:: Extracted material
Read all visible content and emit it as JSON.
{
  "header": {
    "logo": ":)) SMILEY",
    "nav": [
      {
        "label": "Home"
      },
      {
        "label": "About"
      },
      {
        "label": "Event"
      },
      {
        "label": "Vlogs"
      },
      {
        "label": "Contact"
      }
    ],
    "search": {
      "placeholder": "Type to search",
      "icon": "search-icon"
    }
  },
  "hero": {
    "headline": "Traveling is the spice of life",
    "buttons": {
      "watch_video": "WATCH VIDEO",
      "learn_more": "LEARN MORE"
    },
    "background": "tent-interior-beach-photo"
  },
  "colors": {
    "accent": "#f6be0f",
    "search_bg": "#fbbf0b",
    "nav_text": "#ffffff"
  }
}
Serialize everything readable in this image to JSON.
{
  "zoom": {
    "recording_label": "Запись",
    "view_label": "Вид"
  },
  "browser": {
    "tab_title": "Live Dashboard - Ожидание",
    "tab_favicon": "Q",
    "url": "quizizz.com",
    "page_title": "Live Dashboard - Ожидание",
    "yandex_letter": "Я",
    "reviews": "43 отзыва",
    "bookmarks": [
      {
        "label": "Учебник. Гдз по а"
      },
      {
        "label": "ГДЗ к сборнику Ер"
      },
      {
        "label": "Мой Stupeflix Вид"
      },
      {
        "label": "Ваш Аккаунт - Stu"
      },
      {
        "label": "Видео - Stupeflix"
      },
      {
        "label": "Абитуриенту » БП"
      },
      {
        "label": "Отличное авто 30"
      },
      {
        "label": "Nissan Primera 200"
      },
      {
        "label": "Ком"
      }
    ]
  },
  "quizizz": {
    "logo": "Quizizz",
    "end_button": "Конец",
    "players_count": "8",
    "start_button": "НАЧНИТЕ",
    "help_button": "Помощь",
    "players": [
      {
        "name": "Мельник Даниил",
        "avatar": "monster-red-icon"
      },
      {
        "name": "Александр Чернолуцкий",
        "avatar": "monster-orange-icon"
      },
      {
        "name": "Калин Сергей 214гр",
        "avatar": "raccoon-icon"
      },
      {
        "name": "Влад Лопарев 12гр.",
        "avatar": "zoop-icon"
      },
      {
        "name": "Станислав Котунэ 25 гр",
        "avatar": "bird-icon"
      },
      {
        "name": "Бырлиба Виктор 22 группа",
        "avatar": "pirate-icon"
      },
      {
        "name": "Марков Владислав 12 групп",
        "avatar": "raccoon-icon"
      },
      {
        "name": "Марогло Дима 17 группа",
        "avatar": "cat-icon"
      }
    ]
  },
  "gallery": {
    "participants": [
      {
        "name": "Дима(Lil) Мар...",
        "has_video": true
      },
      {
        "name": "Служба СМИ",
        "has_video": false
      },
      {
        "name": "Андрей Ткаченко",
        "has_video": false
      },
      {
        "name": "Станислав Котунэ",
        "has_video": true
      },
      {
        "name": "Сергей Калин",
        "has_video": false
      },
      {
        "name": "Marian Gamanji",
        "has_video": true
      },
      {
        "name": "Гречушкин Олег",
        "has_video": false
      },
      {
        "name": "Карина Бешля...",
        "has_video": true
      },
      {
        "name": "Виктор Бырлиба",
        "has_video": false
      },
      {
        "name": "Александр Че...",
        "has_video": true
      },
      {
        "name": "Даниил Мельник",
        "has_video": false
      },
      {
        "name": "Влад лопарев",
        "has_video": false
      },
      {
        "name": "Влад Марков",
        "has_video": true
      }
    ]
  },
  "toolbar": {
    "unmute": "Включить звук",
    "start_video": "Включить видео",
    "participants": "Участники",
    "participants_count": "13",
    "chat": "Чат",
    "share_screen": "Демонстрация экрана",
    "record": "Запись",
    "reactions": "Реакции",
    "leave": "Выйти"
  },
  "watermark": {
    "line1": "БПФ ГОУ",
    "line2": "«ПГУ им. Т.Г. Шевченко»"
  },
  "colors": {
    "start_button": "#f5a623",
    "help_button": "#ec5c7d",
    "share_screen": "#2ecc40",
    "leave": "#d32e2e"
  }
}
::::
* [What is expected]:
Quote the entire listing above exactly.

* [Answer for this exercise]:
Read all visible content and emit it as JSON.
{
  "header": {
    "logo": ":)) SMILEY",
    "nav": [
      {
        "label": "Home"
      },
      {
        "label": "About"
      },
      {
        "label": "Event"
      },
      {
        "label": "Vlogs"
      },
      {
        "label": "Contact"
      }
    ],
    "search": {
      "placeholder": "Type to search",
      "icon": "search-icon"
    }
  },
  "hero": {
    "headline": "Traveling is the spice of life",
    "buttons": {
      "watch_video": "WATCH VIDEO",
      "learn_more": "LEARN MORE"
    },
    "background": "tent-interior-beach-photo"
  },
  "colors": {
    "accent": "#f6be0f",
    "search_bg": "#fbbf0b",
    "nav_text": "#ffffff"
  }
}
Serialize everything readable in this image to JSON.
{
  "zoom": {
    "recording_label": "Запись",
    "view_label": "Вид"
  },
  "browser": {
    "tab_title": "Live Dashboard - Ожидание",
    "tab_favicon": "Q",
    "url": "quizizz.com",
    "page_title": "Live Dashboard - Ожидание",
    "yandex_letter": "Я",
    "reviews": "43 отзыва",
    "bookmarks": [
      {
        "label": "Учебник. Гдз по а"
      },
      {
        "label": "ГДЗ к сборнику Ер"
      },
      {
        "label": "Мой Stupeflix Вид"
      },
      {
        "label": "Ваш Аккаунт - Stu"
      },
      {
        "label": "Видео - Stupeflix"
      },
      {
        "label": "Абитуриенту » БП"
      },
      {
        "label": "Отличное авто 30"
      },
      {
        "label": "Nissan Primera 200"
      },
      {
        "label": "Ком"
      }
    ]
  },
  "quizizz": {
    "logo": "Quizizz",
    "end_button": "Конец",
    "players_count": "8",
    "start_button": "НАЧНИТЕ",
    "help_button": "Помощь",
    "players": [
      {
        "name": "Мельник Даниил",
        "avatar": "monster-red-icon"
      },
      {
        "name": "Александр Чернолуцкий",
        "avatar": "monster-orange-icon"
      },
      {
        "name": "Калин Сергей 214гр",
        "avatar": "raccoon-icon"
      },
      {
        "name": "Влад Лопарев 12гр.",
        "avatar": "zoop-icon"
      },
      {
        "name": "Станислав Котунэ 25 гр",
        "avatar": "bird-icon"
      },
      {
        "name": "Бырлиба Виктор 22 группа",
        "avatar": "pirate-icon"
      },
      {
        "name": "Марков Владислав 12 групп",
        "avatar": "raccoon-icon"
      },
      {
        "name": "Марогло Дима 17 группа",
        "avatar": "cat-icon"
      }
    ]
  },
  "gallery": {
    "participants": [
      {
        "name": "Дима(Lil) Мар...",
        "has_video": true
      },
      {
        "name": "Служба СМИ",
        "has_video": false
      },
      {
        "name": "Андрей Ткаченко",
        "has_video": false
      },
      {
        "name": "Станислав Котунэ",
        "has_video": true
      },
      {
        "name": "Сергей Калин",
        "has_video": false
      },
      {
        "name": "Marian Gamanji",
        "has_video": true
      },
      {
        "name": "Гречушкин Олег",
        "has_video": false
      },
      {
        "name": "Карина Бешля...",
        "has_video": true
      },
      {
        "name": "Виктор Бырлиба",
        "has_video": false
      },
      {
        "name": "Александр Че...",
        "has_video": true
      },
      {
        "name": "Даниил Мельник",
        "has_video": false
      },
      {
        "name": "Влад лопарев",
        "has_video": false
      },
      {
        "name": "Влад Марков",
        "has_video": true
      }
    ]
  },
  "toolbar": {
    "unmute": "Включить звук",
    "start_video": "Включить видео",
    "participants": "Участники",
    "participants_count": "13",
    "chat": "Чат",
    "share_screen": "Демонстрация экрана",
    "record": "Запись",
    "reactions": "Реакции",
    "leave": "Выйти"
  },
  "watermark": {
    "line1": "БПФ ГОУ",
    "line2": "«ПГУ им. Т.Г. Шевченко»"
  },
  "colors": {
    "start_button": "#f5a623",
    "help_button": "#ec5c7d",
    "share_screen": "#2ecc40",
    "leave": "#d32e2e"
  }
}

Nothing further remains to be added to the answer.